REQUEST
Please write the listing below out again exactly, leaving every picture behind.

Collected data entries:
————————
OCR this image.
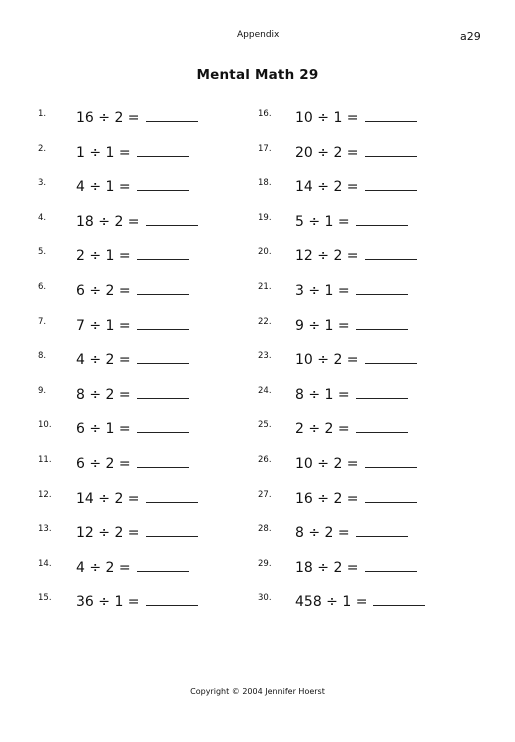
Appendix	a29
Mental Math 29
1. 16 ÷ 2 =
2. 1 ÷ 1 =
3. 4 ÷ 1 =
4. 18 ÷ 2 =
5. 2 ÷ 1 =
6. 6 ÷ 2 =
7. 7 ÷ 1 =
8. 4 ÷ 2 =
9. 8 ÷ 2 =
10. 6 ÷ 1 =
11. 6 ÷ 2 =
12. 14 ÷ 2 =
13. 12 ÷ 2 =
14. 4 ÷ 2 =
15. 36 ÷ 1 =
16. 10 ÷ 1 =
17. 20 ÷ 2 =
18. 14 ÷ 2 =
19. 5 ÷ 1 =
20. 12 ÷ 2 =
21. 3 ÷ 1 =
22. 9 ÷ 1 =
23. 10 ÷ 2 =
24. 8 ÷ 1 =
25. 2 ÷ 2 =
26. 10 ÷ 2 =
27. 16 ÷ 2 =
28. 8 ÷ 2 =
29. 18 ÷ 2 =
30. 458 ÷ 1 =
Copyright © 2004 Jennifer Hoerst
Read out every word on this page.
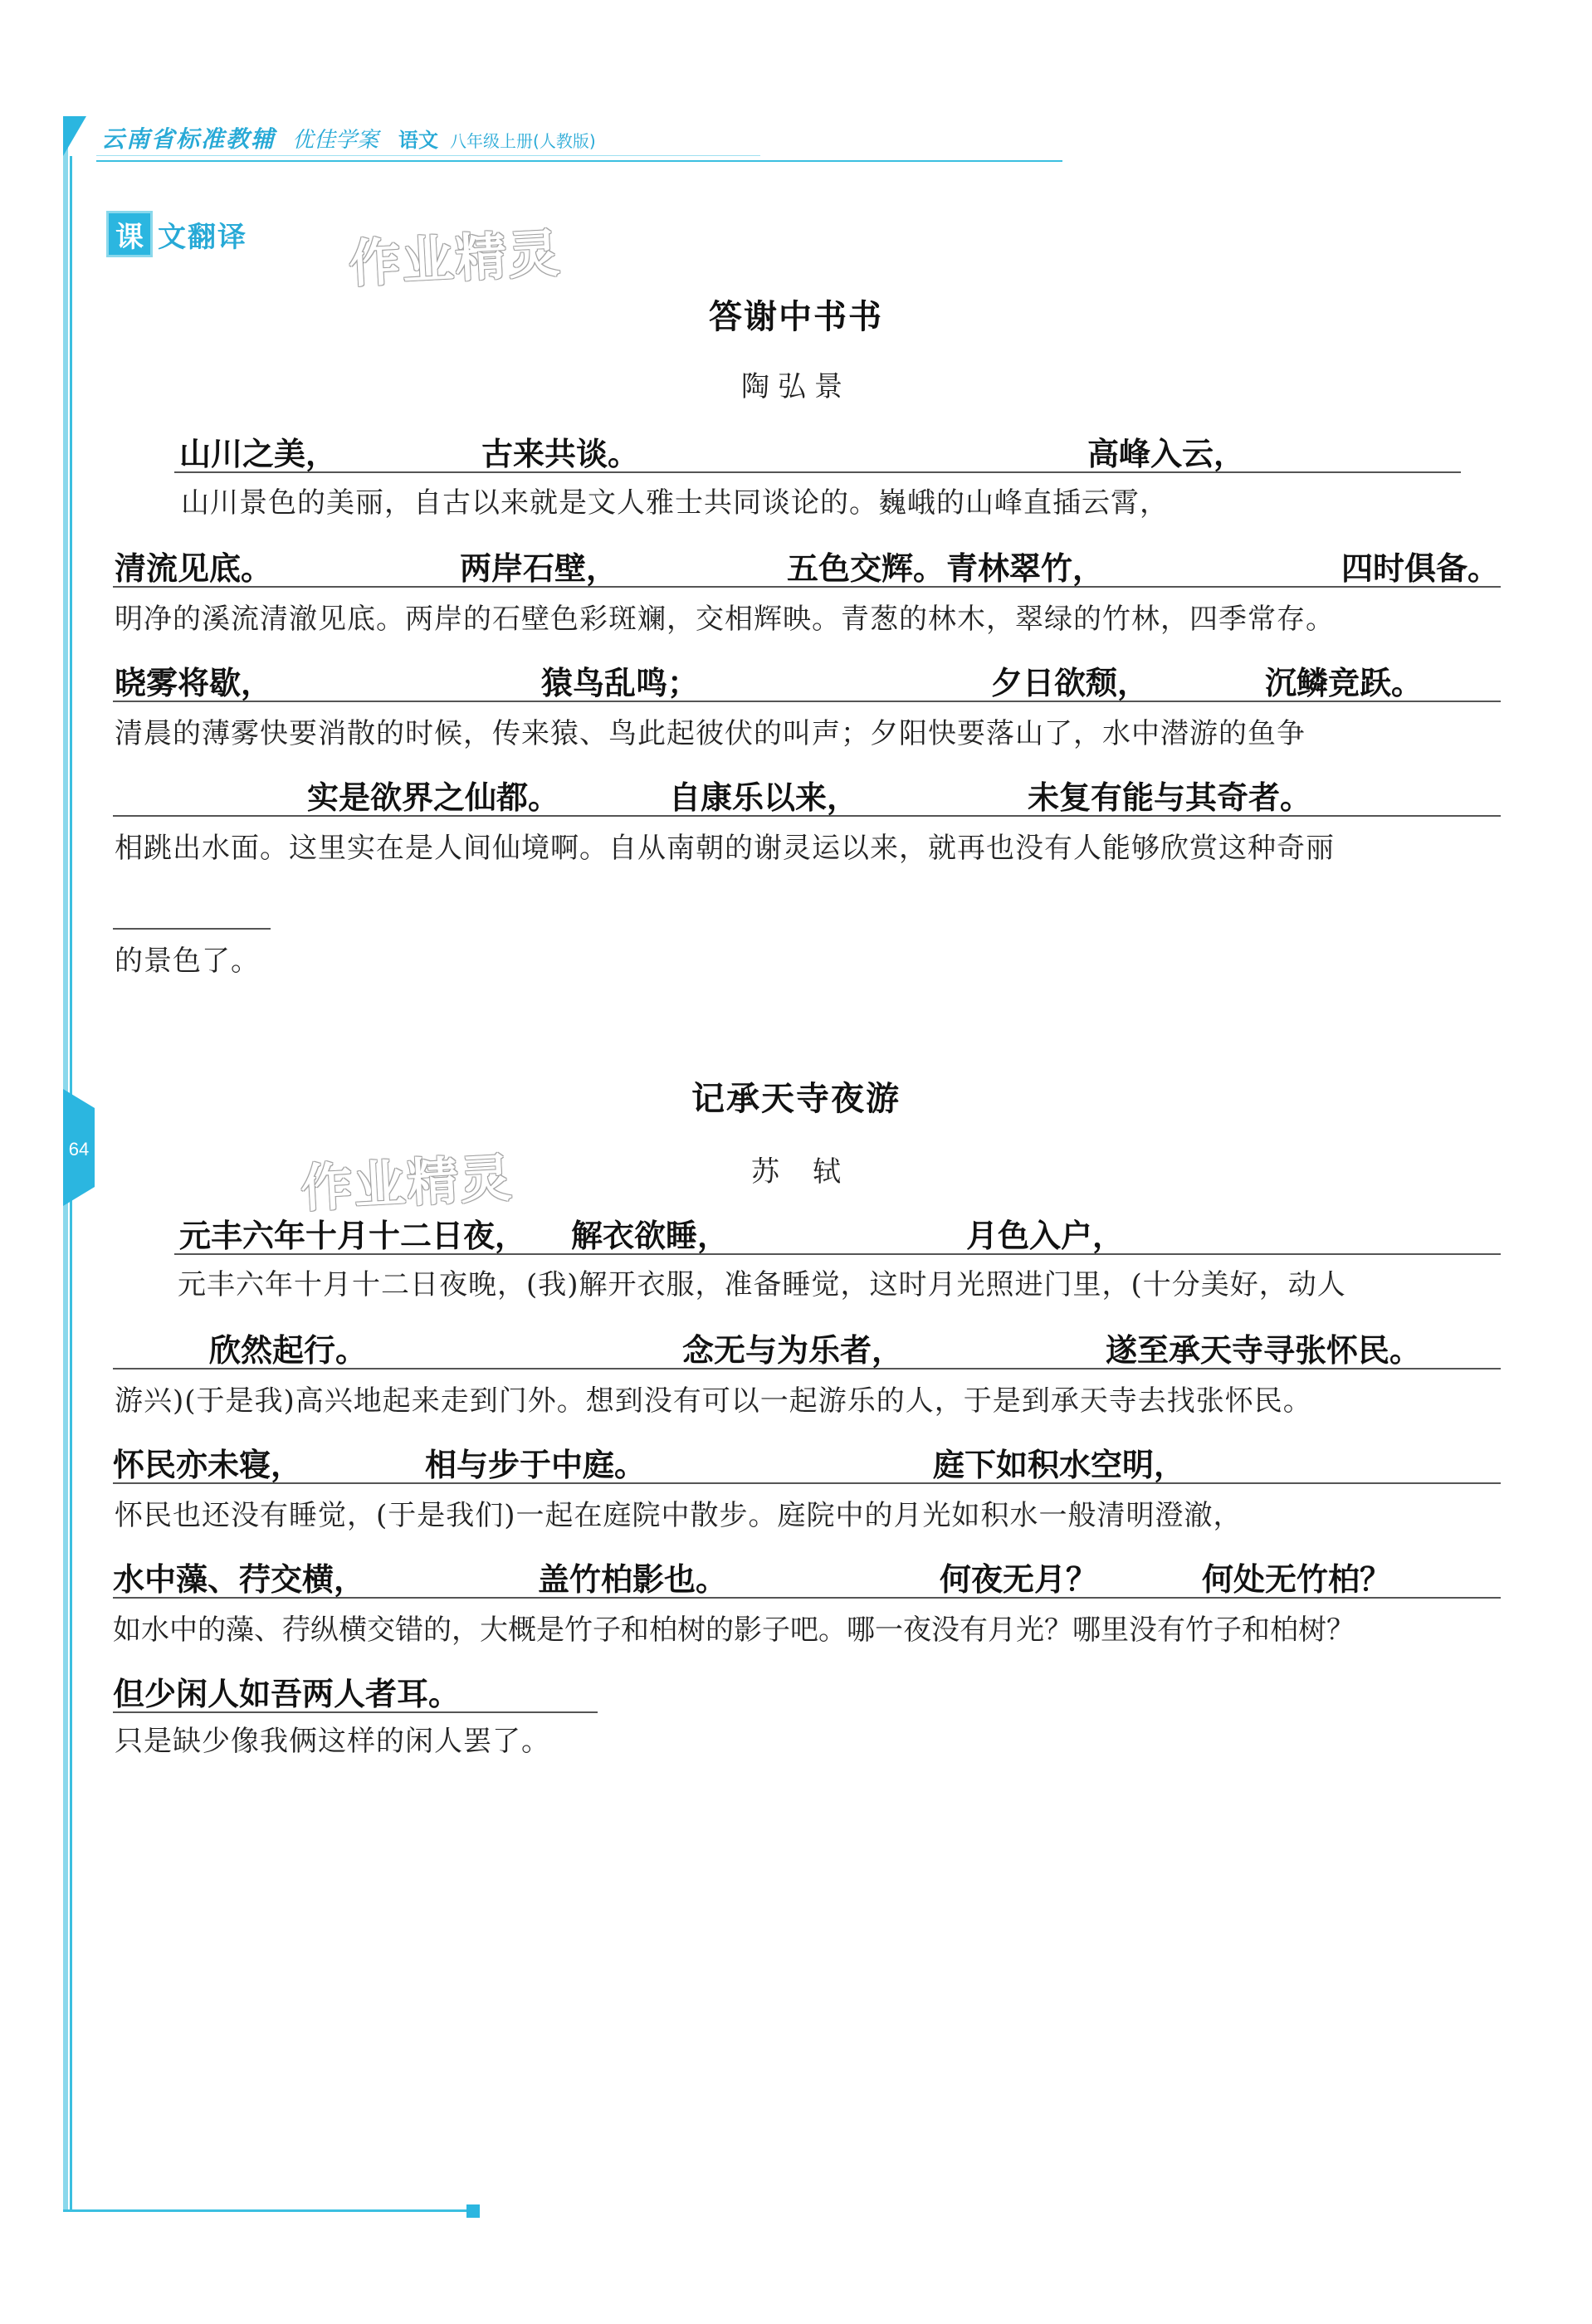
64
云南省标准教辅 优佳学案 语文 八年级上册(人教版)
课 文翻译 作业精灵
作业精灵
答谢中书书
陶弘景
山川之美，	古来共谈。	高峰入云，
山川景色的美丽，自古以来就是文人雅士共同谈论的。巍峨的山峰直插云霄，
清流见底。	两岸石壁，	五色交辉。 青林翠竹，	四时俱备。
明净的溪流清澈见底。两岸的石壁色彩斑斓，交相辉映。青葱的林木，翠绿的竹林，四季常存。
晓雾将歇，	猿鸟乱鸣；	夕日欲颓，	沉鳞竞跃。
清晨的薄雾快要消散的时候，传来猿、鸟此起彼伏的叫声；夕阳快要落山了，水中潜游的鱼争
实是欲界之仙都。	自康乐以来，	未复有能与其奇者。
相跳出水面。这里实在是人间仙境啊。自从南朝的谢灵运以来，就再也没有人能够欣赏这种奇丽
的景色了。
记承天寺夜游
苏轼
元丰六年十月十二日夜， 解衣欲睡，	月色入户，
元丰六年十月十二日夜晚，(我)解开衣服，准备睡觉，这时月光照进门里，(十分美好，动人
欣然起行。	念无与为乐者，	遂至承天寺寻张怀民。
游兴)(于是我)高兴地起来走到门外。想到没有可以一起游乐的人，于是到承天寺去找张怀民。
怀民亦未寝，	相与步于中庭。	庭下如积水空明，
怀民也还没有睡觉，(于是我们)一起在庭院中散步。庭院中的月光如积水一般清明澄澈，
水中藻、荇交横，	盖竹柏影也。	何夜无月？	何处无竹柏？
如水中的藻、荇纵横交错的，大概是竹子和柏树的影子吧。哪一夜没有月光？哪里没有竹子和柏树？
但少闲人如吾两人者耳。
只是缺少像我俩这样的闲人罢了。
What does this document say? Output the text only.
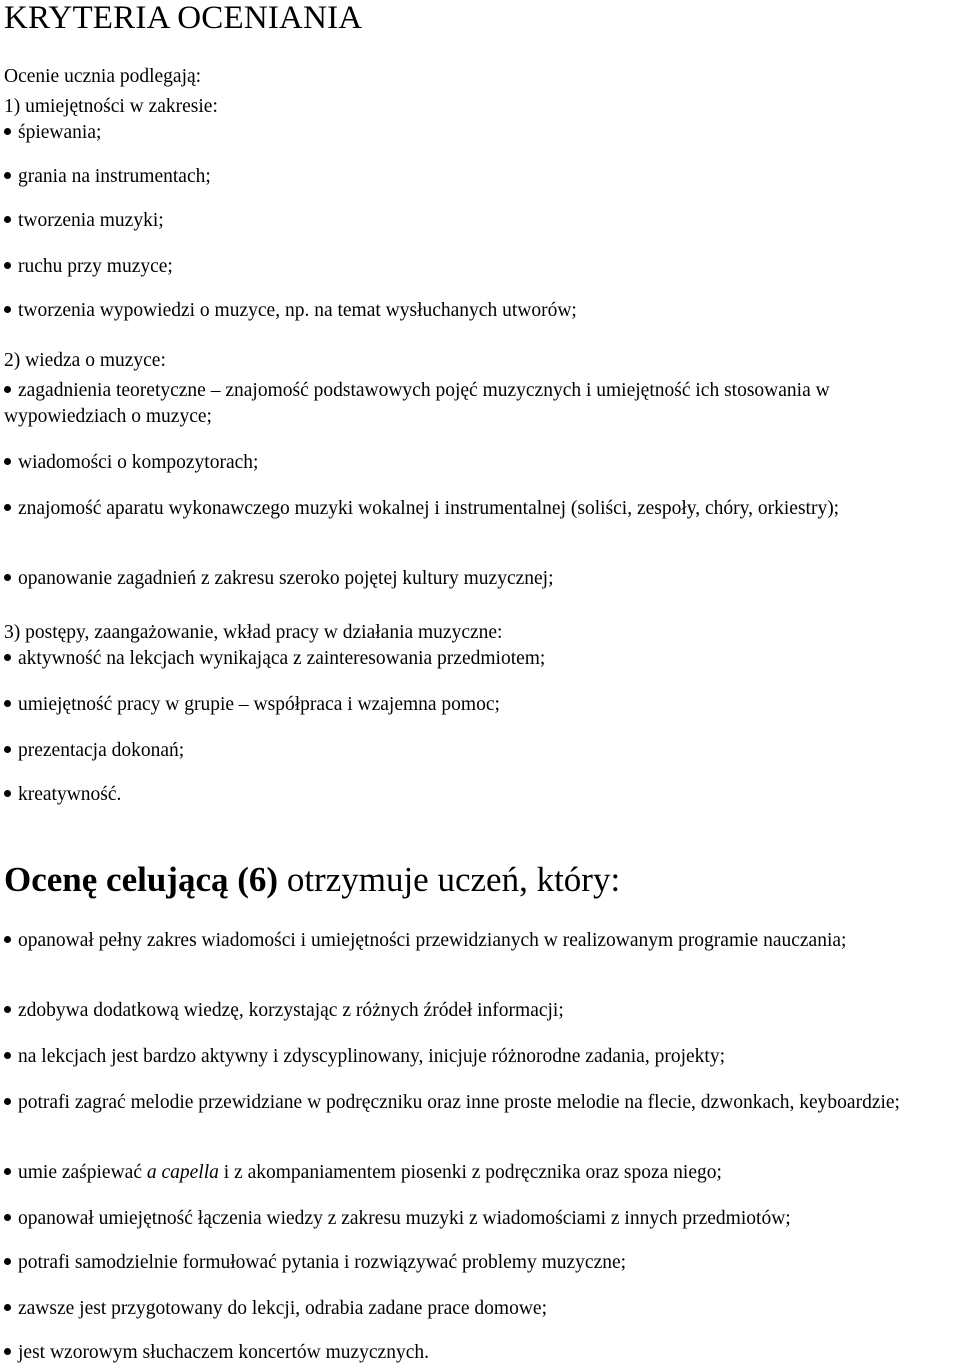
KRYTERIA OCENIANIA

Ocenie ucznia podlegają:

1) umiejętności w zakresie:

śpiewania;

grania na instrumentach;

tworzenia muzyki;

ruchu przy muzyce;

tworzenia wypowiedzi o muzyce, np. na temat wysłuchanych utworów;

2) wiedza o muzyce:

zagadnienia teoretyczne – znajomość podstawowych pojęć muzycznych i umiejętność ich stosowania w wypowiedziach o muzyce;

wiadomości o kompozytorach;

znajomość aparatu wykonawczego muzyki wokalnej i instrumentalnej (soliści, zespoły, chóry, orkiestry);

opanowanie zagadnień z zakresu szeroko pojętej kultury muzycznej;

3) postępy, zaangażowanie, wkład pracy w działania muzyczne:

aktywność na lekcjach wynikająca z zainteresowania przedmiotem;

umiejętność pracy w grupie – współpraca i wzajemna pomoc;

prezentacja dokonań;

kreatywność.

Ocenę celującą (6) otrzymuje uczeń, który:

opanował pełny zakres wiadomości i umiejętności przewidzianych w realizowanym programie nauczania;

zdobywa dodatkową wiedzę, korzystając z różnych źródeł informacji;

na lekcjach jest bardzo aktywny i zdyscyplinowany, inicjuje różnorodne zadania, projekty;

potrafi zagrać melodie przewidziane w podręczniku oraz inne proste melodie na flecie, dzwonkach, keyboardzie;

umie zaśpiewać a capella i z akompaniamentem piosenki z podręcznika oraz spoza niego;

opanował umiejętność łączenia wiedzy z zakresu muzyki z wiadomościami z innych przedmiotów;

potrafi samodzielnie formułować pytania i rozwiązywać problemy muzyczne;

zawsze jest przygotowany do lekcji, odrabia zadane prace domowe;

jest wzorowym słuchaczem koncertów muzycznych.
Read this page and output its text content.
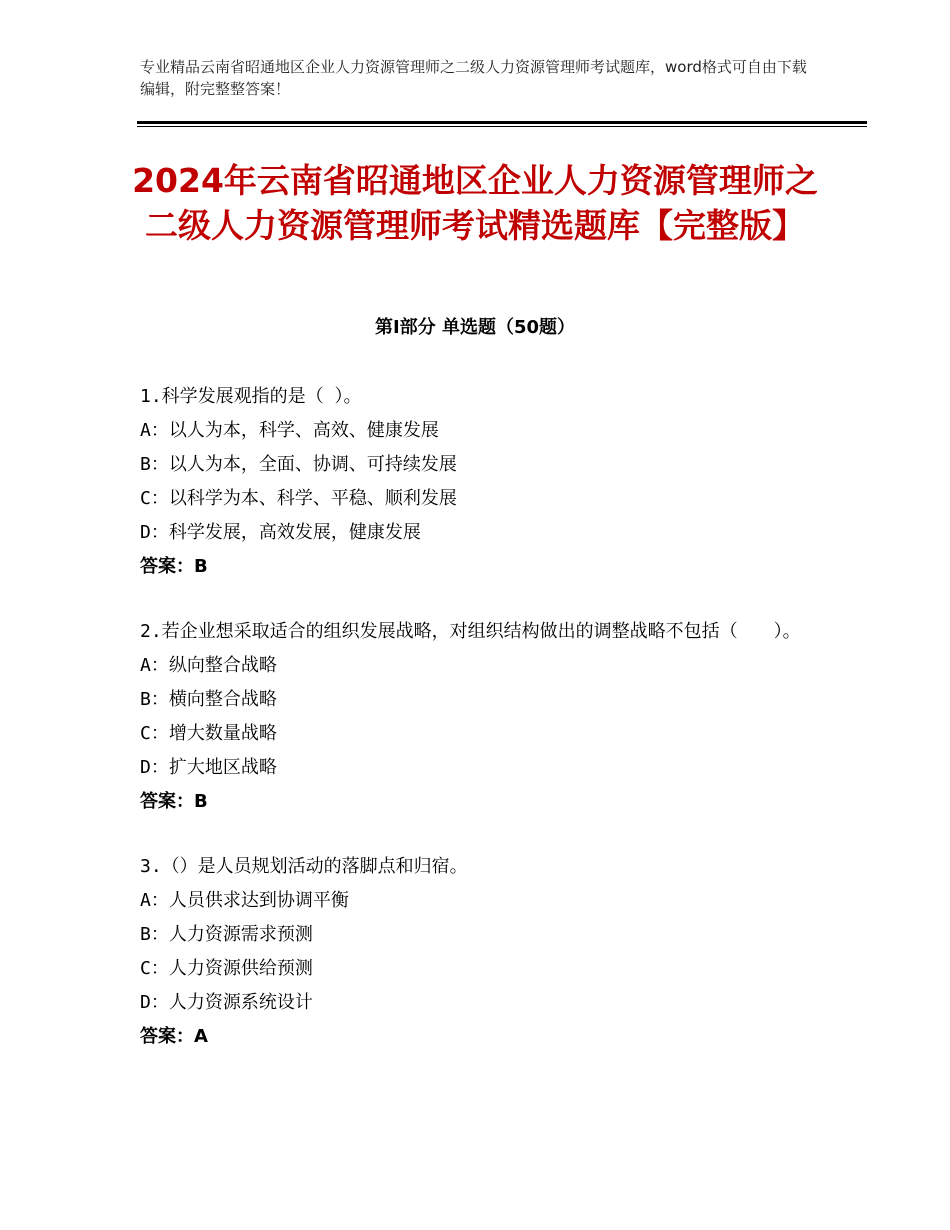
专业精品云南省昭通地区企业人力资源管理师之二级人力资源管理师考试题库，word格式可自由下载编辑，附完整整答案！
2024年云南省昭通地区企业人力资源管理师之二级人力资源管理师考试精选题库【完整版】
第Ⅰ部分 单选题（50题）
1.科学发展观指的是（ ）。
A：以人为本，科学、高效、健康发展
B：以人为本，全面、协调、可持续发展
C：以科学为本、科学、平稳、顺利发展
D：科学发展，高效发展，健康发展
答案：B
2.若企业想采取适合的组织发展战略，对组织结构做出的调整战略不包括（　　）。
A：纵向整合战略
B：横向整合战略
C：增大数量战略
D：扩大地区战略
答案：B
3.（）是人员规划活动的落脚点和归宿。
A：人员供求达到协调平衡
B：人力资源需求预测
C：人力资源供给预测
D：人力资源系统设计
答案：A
————————
OUTPUT BELOW
OCR this image.
Appendix	a29
Mental Math 29
1. 16 ÷ 2 =
2. 1 ÷ 1 =
3. 4 ÷ 1 =
4. 18 ÷ 2 =
5. 2 ÷ 1 =
6. 6 ÷ 2 =
7. 7 ÷ 1 =
8. 4 ÷ 2 =
9. 8 ÷ 2 =
10. 6 ÷ 1 =
11. 6 ÷ 2 =
12. 14 ÷ 2 =
13. 12 ÷ 2 =
14. 4 ÷ 2 =
15. 36 ÷ 1 =
16. 10 ÷ 1 =
17. 20 ÷ 2 =
18. 14 ÷ 2 =
19. 5 ÷ 1 =
20. 12 ÷ 2 =
21. 3 ÷ 1 =
22. 9 ÷ 1 =
23. 10 ÷ 2 =
24. 8 ÷ 1 =
25. 2 ÷ 2 =
26. 10 ÷ 2 =
27. 16 ÷ 2 =
28. 8 ÷ 2 =
29. 18 ÷ 2 =
30. 458 ÷ 1 =
Copyright © 2004 Jennifer Hoerst
Read out every word on this page.
64
云南省标准教辅 优佳学案 语文 八年级上册(人教版)
课 文翻译 作业精灵
作业精灵
答谢中书书
陶弘景
山川之美，	古来共谈。	高峰入云，
山川景色的美丽，自古以来就是文人雅士共同谈论的。巍峨的山峰直插云霄，
清流见底。	两岸石壁，	五色交辉。 青林翠竹，	四时俱备。
明净的溪流清澈见底。两岸的石壁色彩斑斓，交相辉映。青葱的林木，翠绿的竹林，四季常存。
晓雾将歇，	猿鸟乱鸣；	夕日欲颓，	沉鳞竞跃。
清晨的薄雾快要消散的时候，传来猿、鸟此起彼伏的叫声；夕阳快要落山了，水中潜游的鱼争
实是欲界之仙都。	自康乐以来，	未复有能与其奇者。
相跳出水面。这里实在是人间仙境啊。自从南朝的谢灵运以来，就再也没有人能够欣赏这种奇丽
的景色了。
记承天寺夜游
苏轼
元丰六年十月十二日夜， 解衣欲睡，	月色入户，
元丰六年十月十二日夜晚，(我)解开衣服，准备睡觉，这时月光照进门里，(十分美好，动人
欣然起行。	念无与为乐者，	遂至承天寺寻张怀民。
游兴)(于是我)高兴地起来走到门外。想到没有可以一起游乐的人，于是到承天寺去找张怀民。
怀民亦未寝，	相与步于中庭。	庭下如积水空明，
怀民也还没有睡觉，(于是我们)一起在庭院中散步。庭院中的月光如积水一般清明澄澈，
水中藻、荇交横，	盖竹柏影也。	何夜无月？	何处无竹柏？
如水中的藻、荇纵横交错的，大概是竹子和柏树的影子吧。哪一夜没有月光？哪里没有竹子和柏树？
但少闲人如吾两人者耳。
只是缺少像我俩这样的闲人罢了。
What does this document say? Output the text only.
KRYTERIA OCENIANIA

Ocenie ucznia podlegają:

1) umiejętności w zakresie:

śpiewania;

grania na instrumentach;

tworzenia muzyki;

ruchu przy muzyce;

tworzenia wypowiedzi o muzyce, np. na temat wysłuchanych utworów;

2) wiedza o muzyce:

zagadnienia teoretyczne – znajomość podstawowych pojęć muzycznych i umiejętność ich stosowania w wypowiedziach o muzyce;

wiadomości o kompozytorach;

znajomość aparatu wykonawczego muzyki wokalnej i instrumentalnej (soliści, zespoły, chóry, orkiestry);

opanowanie zagadnień z zakresu szeroko pojętej kultury muzycznej;

3) postępy, zaangażowanie, wkład pracy w działania muzyczne:

aktywność na lekcjach wynikająca z zainteresowania przedmiotem;

umiejętność pracy w grupie – współpraca i wzajemna pomoc;

prezentacja dokonań;

kreatywność.

Ocenę celującą (6) otrzymuje uczeń, który:

opanował pełny zakres wiadomości i umiejętności przewidzianych w realizowanym programie nauczania;

zdobywa dodatkową wiedzę, korzystając z różnych źródeł informacji;

na lekcjach jest bardzo aktywny i zdyscyplinowany, inicjuje różnorodne zadania, projekty;

potrafi zagrać melodie przewidziane w podręczniku oraz inne proste melodie na flecie, dzwonkach, keyboardzie;

umie zaśpiewać a capella i z akompaniamentem piosenki z podręcznika oraz spoza niego;

opanował umiejętność łączenia wiedzy z zakresu muzyki z wiadomościami z innych przedmiotów;

potrafi samodzielnie formułować pytania i rozwiązywać problemy muzyczne;

zawsze jest przygotowany do lekcji, odrabia zadane prace domowe;

jest wzorowym słuchaczem koncertów muzycznych.
Read this page and output its text content.
专业精品云南省昭通地区企业人力资源管理师之二级人力资源管理师考试题库，word格式可自由下载编辑，附完整整答案！
2024年云南省昭通地区企业人力资源管理师之二级人力资源管理师考试精选题库【完整版】
第Ⅰ部分 单选题（50题）
1.科学发展观指的是（ ）。
A：以人为本，科学、高效、健康发展
B：以人为本，全面、协调、可持续发展
C：以科学为本、科学、平稳、顺利发展
D：科学发展，高效发展，健康发展
答案：B
2.若企业想采取适合的组织发展战略，对组织结构做出的调整战略不包括（　　）。
A：纵向整合战略
B：横向整合战略
C：增大数量战略
D：扩大地区战略
答案：B
3.（）是人员规划活动的落脚点和归宿。
A：人员供求达到协调平衡
B：人力资源需求预测
C：人力资源供给预测
D：人力资源系统设计
答案：A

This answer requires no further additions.